_Set task_
Output the records. Match them exactly.

_Input data_
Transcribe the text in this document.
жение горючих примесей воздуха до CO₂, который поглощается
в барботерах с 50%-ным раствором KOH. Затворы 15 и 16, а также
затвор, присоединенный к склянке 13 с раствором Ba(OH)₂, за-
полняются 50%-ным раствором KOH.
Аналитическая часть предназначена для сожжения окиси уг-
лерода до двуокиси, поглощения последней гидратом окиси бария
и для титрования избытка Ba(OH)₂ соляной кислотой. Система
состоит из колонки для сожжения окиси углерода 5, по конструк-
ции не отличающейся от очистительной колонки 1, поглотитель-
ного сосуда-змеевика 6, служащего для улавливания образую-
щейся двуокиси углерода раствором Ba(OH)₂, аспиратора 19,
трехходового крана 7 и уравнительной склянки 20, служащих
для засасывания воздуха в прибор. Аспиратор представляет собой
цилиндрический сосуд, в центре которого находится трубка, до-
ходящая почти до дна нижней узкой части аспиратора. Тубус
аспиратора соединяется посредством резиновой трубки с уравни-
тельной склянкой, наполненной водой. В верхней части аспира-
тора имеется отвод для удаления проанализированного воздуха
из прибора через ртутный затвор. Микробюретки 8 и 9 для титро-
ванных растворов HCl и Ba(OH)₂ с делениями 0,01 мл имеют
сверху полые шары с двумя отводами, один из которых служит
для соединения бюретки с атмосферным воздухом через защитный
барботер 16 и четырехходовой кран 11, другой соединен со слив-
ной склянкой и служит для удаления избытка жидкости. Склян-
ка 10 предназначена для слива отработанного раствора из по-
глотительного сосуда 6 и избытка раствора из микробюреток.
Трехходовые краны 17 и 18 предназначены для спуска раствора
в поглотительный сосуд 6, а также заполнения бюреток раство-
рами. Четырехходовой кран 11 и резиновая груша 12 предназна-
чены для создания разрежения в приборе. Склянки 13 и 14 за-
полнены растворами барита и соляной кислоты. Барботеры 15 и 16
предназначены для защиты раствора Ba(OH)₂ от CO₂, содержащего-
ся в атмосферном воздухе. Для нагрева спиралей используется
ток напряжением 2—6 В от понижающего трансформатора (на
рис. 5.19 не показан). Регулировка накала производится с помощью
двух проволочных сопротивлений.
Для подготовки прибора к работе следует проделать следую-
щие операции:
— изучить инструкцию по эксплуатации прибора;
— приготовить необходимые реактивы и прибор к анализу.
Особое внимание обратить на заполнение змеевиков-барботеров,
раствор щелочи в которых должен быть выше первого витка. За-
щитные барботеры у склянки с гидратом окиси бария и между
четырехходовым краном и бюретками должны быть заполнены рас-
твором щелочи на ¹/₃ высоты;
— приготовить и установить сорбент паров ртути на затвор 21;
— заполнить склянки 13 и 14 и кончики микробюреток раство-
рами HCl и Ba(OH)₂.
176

_Solution_
Transcribe the text in this document.
жение горючих примесей воздуха до CO₂, который поглощается
в барботерах с 50%-ным раствором KOH. Затворы 15 и 16, а также
затвор, присоединенный к склянке 13 с раствором Ba(OH)₂, за-
полняются 50%-ным раствором KOH.
Аналитическая часть предназначена для сожжения окиси уг-
лерода до двуокиси, поглощения последней гидратом окиси бария
и для титрования избытка Ba(OH)₂ соляной кислотой. Система
состоит из колонки для сожжения окиси углерода 5, по конструк-
ции не отличающейся от очистительной колонки 1, поглотитель-
ного сосуда-змеевика 6, служащего для улавливания образую-
щейся двуокиси углерода раствором Ba(OH)₂, аспиратора 19,
трехходового крана 7 и уравнительной склянки 20, служащих
для засасывания воздуха в прибор. Аспиратор представляет собой
цилиндрический сосуд, в центре которого находится трубка, до-
ходящая почти до дна нижней узкой части аспиратора. Тубус
аспиратора соединяется посредством резиновой трубки с уравни-
тельной склянкой, наполненной водой. В верхней части аспира-
тора имеется отвод для удаления проанализированного воздуха
из прибора через ртутный затвор. Микробюретки 8 и 9 для титро-
ванных растворов HCl и Ba(OH)₂ с делениями 0,01 мл имеют
сверху полые шары с двумя отводами, один из которых служит
для соединения бюретки с атмосферным воздухом через защитный
барботер 16 и четырехходовой кран 11, другой соединен со слив-
ной склянкой и служит для удаления избытка жидкости. Склян-
ка 10 предназначена для слива отработанного раствора из по-
глотительного сосуда 6 и избытка раствора из микробюреток.
Трехходовые краны 17 и 18 предназначены для спуска раствора
в поглотительный сосуд 6, а также заполнения бюреток раство-
рами. Четырехходовой кран 11 и резиновая груша 12 предназна-
чены для создания разрежения в приборе. Склянки 13 и 14 за-
полнены растворами барита и соляной кислоты. Барботеры 15 и 16
предназначены для защиты раствора Ba(OH)₂ от CO₂, содержащего-
ся в атмосферном воздухе. Для нагрева спиралей используется
ток напряжением 2—6 В от понижающего трансформатора (на
рис. 5.19 не показан). Регулировка накала производится с помощью
двух проволочных сопротивлений.
Для подготовки прибора к работе следует проделать следую-
щие операции:
— изучить инструкцию по эксплуатации прибора;
— приготовить необходимые реактивы и прибор к анализу.
Особое внимание обратить на заполнение змеевиков-барботеров,
раствор щелочи в которых должен быть выше первого витка. За-
щитные барботеры у склянки с гидратом окиси бария и между
четырехходовым краном и бюретками должны быть заполнены рас-
твором щелочи на ¹/₃ высоты;
— приготовить и установить сорбент паров ртути на затвор 21;
— заполнить склянки 13 и 14 и кончики микробюреток раство-
рами HCl и Ba(OH)₂.
176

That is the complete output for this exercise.